▶ _PROVIDED RECORDS_:
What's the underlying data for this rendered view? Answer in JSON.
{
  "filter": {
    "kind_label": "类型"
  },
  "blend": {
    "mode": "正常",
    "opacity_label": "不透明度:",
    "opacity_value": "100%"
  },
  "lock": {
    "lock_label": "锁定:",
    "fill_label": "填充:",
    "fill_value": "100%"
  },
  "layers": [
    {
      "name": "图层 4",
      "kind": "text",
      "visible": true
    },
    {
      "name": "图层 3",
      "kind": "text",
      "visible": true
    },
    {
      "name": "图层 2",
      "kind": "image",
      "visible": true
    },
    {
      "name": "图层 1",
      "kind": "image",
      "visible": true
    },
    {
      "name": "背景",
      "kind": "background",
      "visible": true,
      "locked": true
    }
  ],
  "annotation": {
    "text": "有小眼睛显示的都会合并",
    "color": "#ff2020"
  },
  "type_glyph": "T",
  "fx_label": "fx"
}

▶ _GOAL OF THE EXERCISE_: Reproduce the full listing above, character for character.

▶ _SOLUTION TO THE PROBLEM_:
What's the underlying data for this rendered view? Answer in JSON.
{
  "filter": {
    "kind_label": "类型"
  },
  "blend": {
    "mode": "正常",
    "opacity_label": "不透明度:",
    "opacity_value": "100%"
  },
  "lock": {
    "lock_label": "锁定:",
    "fill_label": "填充:",
    "fill_value": "100%"
  },
  "layers": [
    {
      "name": "图层 4",
      "kind": "text",
      "visible": true
    },
    {
      "name": "图层 3",
      "kind": "text",
      "visible": true
    },
    {
      "name": "图层 2",
      "kind": "image",
      "visible": true
    },
    {
      "name": "图层 1",
      "kind": "image",
      "visible": true
    },
    {
      "name": "背景",
      "kind": "background",
      "visible": true,
      "locked": true
    }
  ],
  "annotation": {
    "text": "有小眼睛显示的都会合并",
    "color": "#ff2020"
  },
  "type_glyph": "T",
  "fx_label": "fx"
}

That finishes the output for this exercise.